Spatial annotation records:
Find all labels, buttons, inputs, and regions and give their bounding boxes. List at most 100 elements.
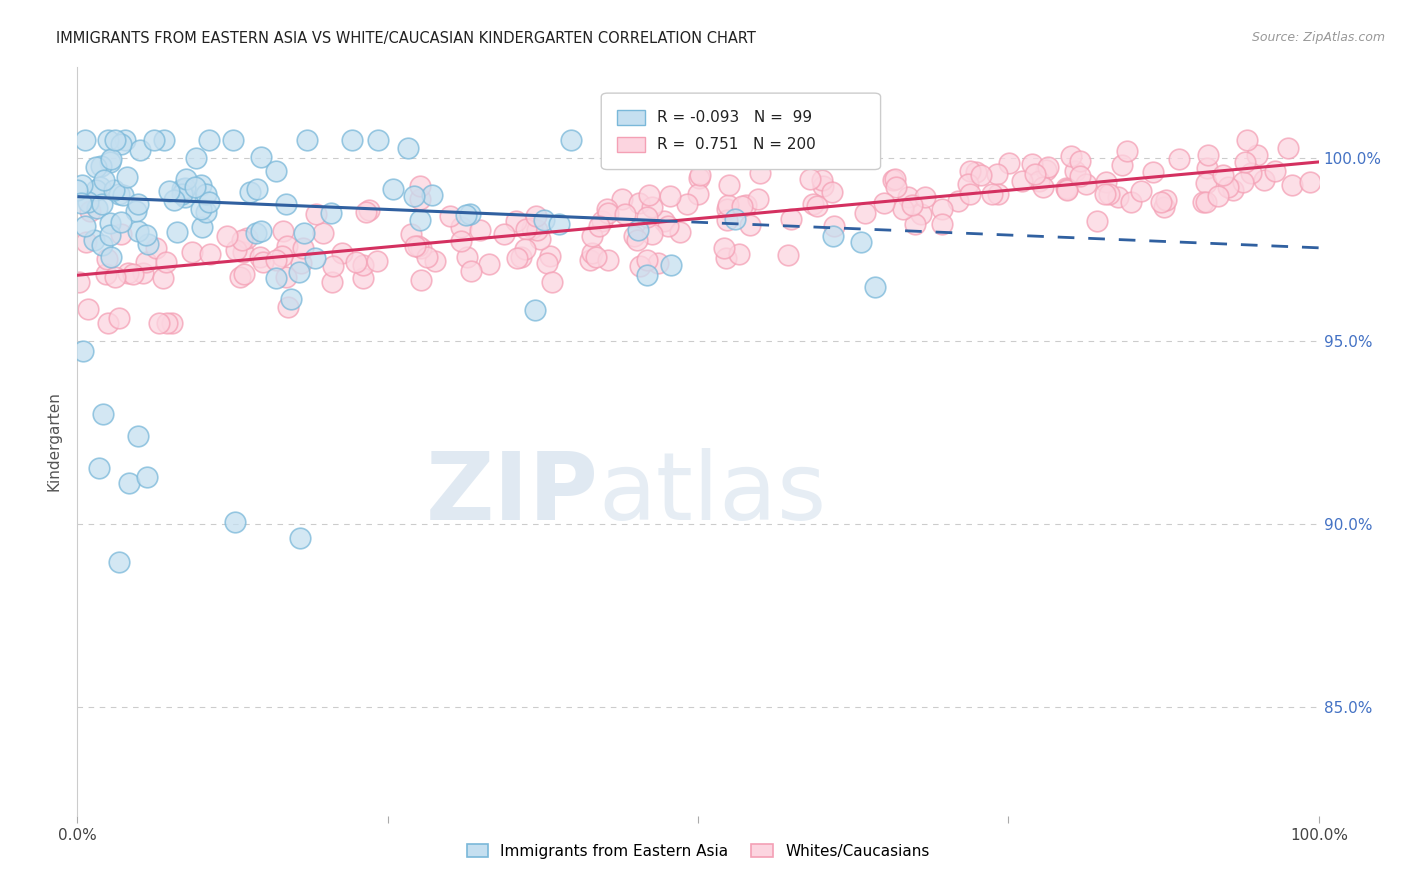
Text: R = -0.093   N =  99: R = -0.093 N = 99 (657, 110, 813, 125)
Point (170, 186, 193, 201)
Point (245, 226, 267, 240)
Point (108, 555, 131, 569)
Point (66, 183, 89, 197)
Point (198, 133, 221, 147)
Point (76, 302, 98, 317)
Point (1191, 194, 1213, 209)
Point (891, 202, 914, 216)
Point (1064, 164, 1087, 178)
Point (1195, 161, 1218, 175)
Point (506, 252, 529, 266)
Point (416, 250, 439, 264)
Y-axis label: Kindergarten: Kindergarten (46, 392, 62, 491)
Point (526, 223, 548, 237)
Point (366, 133, 388, 147)
Point (108, 187, 131, 202)
Point (748, 166, 770, 180)
Point (1281, 178, 1303, 192)
Point (1298, 175, 1320, 189)
FancyBboxPatch shape (617, 110, 645, 125)
Point (588, 219, 610, 234)
Point (1056, 183, 1078, 197)
Point (174, 181, 197, 195)
Point (515, 243, 537, 257)
Point (1060, 149, 1083, 163)
Point (163, 193, 186, 207)
Point (1069, 154, 1091, 169)
Text: Source: ZipAtlas.com: Source: ZipAtlas.com (1251, 31, 1385, 45)
Point (734, 198, 756, 212)
Point (931, 217, 953, 231)
Point (148, 316, 170, 330)
Point (1095, 175, 1118, 189)
Point (90, 160, 112, 174)
Point (657, 219, 679, 234)
Point (460, 264, 482, 278)
Point (402, 189, 425, 203)
Point (897, 190, 920, 204)
Point (250, 150, 273, 164)
Point (100, 216, 122, 230)
Point (340, 133, 363, 147)
Point (598, 206, 620, 220)
Point (135, 255, 157, 269)
Point (75, 133, 97, 147)
Point (724, 212, 747, 227)
Point (478, 257, 501, 271)
Point (505, 214, 527, 228)
Point (627, 196, 650, 211)
Point (1253, 173, 1275, 187)
Point (1119, 194, 1142, 209)
Point (91, 408, 114, 422)
Point (1150, 194, 1173, 209)
Point (1212, 168, 1234, 182)
Point (591, 214, 613, 228)
Point (271, 224, 294, 238)
Point (538, 249, 561, 263)
Point (659, 189, 682, 203)
FancyBboxPatch shape (617, 136, 645, 152)
Point (579, 253, 602, 268)
Point (717, 178, 740, 193)
Point (294, 227, 316, 241)
Point (288, 531, 311, 545)
Point (509, 250, 531, 264)
Point (145, 241, 167, 255)
Point (1028, 174, 1050, 188)
Point (747, 192, 769, 206)
Point (1011, 174, 1033, 188)
Point (110, 136, 132, 151)
Point (86, 201, 108, 215)
Point (730, 199, 752, 213)
Point (1277, 141, 1299, 155)
Point (322, 259, 344, 273)
Point (409, 179, 432, 194)
Point (439, 209, 461, 223)
Point (198, 194, 221, 209)
Point (956, 178, 979, 192)
Point (83, 233, 105, 247)
Point (1032, 179, 1054, 194)
Point (174, 172, 197, 186)
Point (359, 203, 381, 218)
Point (399, 227, 422, 242)
Point (904, 218, 927, 232)
Point (344, 255, 367, 269)
Point (585, 251, 607, 265)
Point (1236, 133, 1258, 147)
Point (198, 247, 221, 261)
Point (811, 179, 834, 194)
Point (647, 256, 669, 270)
Point (596, 252, 619, 267)
Point (548, 217, 571, 231)
Point (297, 133, 319, 147)
Point (67, 275, 90, 289)
Point (381, 182, 404, 196)
Point (252, 254, 274, 268)
Point (100, 250, 122, 264)
Point (821, 186, 844, 200)
Point (290, 256, 312, 270)
Point (157, 184, 180, 198)
Point (115, 169, 138, 184)
Legend: Immigrants from Eastern Asia, Whites/Caucasians: Immigrants from Eastern Asia, Whites/Cau… (461, 838, 935, 864)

WHAT THIS TASK INVOLVES: Copy all of the items above line for line, leaving out the pictures.

RESPONSE TO THIS EXERCISE:
Find all labels, buttons, inputs, and regions and give their bounding boxes. List at most 100 elements.
Text: R = -0.093   N =  99: R = -0.093 N = 99 (657, 110, 813, 125)
Point (170, 186, 193, 201)
Point (245, 226, 267, 240)
Point (108, 555, 131, 569)
Point (66, 183, 89, 197)
Point (198, 133, 221, 147)
Point (76, 302, 98, 317)
Point (1191, 194, 1213, 209)
Point (891, 202, 914, 216)
Point (1064, 164, 1087, 178)
Point (1195, 161, 1218, 175)
Point (506, 252, 529, 266)
Point (416, 250, 439, 264)
Y-axis label: Kindergarten: Kindergarten (46, 392, 62, 491)
Point (526, 223, 548, 237)
Point (366, 133, 388, 147)
Point (108, 187, 131, 202)
Point (748, 166, 770, 180)
Point (1281, 178, 1303, 192)
Point (1298, 175, 1320, 189)
FancyBboxPatch shape (617, 110, 645, 125)
Point (588, 219, 610, 234)
Point (1056, 183, 1078, 197)
Point (174, 181, 197, 195)
Point (515, 243, 537, 257)
Point (1060, 149, 1083, 163)
Point (163, 193, 186, 207)
Point (1069, 154, 1091, 169)
Text: Source: ZipAtlas.com: Source: ZipAtlas.com (1251, 31, 1385, 45)
Point (734, 198, 756, 212)
Point (931, 217, 953, 231)
Point (148, 316, 170, 330)
Point (1095, 175, 1118, 189)
Point (90, 160, 112, 174)
Point (657, 219, 679, 234)
Point (460, 264, 482, 278)
Point (402, 189, 425, 203)
Point (897, 190, 920, 204)
Point (250, 150, 273, 164)
Point (100, 216, 122, 230)
Point (340, 133, 363, 147)
Point (598, 206, 620, 220)
Point (135, 255, 157, 269)
Point (75, 133, 97, 147)
Point (724, 212, 747, 227)
Point (478, 257, 501, 271)
Point (505, 214, 527, 228)
Point (627, 196, 650, 211)
Point (1253, 173, 1275, 187)
Point (1119, 194, 1142, 209)
Point (91, 408, 114, 422)
Point (1150, 194, 1173, 209)
Point (1212, 168, 1234, 182)
Point (591, 214, 613, 228)
Point (271, 224, 294, 238)
Point (538, 249, 561, 263)
Point (659, 189, 682, 203)
FancyBboxPatch shape (617, 136, 645, 152)
Point (579, 253, 602, 268)
Point (717, 178, 740, 193)
Point (294, 227, 316, 241)
Point (288, 531, 311, 545)
Point (509, 250, 531, 264)
Point (145, 241, 167, 255)
Point (1028, 174, 1050, 188)
Point (747, 192, 769, 206)
Point (1011, 174, 1033, 188)
Point (110, 136, 132, 151)
Point (86, 201, 108, 215)
Point (730, 199, 752, 213)
Point (1277, 141, 1299, 155)
Point (322, 259, 344, 273)
Point (409, 179, 432, 194)
Point (439, 209, 461, 223)
Point (198, 194, 221, 209)
Point (956, 178, 979, 192)
Point (83, 233, 105, 247)
Point (1032, 179, 1054, 194)
Point (174, 172, 197, 186)
Point (359, 203, 381, 218)
Point (399, 227, 422, 242)
Point (904, 218, 927, 232)
Point (344, 255, 367, 269)
Point (585, 251, 607, 265)
Point (1236, 133, 1258, 147)
Point (198, 247, 221, 261)
Point (811, 179, 834, 194)
Point (647, 256, 669, 270)
Point (596, 252, 619, 267)
Point (548, 217, 571, 231)
Point (297, 133, 319, 147)
Point (67, 275, 90, 289)
Point (381, 182, 404, 196)
Point (252, 254, 274, 268)
Point (100, 250, 122, 264)
Point (821, 186, 844, 200)
Point (290, 256, 312, 270)
Point (157, 184, 180, 198)
Point (115, 169, 138, 184)
Legend: Immigrants from Eastern Asia, Whites/Caucasians: Immigrants from Eastern Asia, Whites/Cau… (461, 838, 935, 864)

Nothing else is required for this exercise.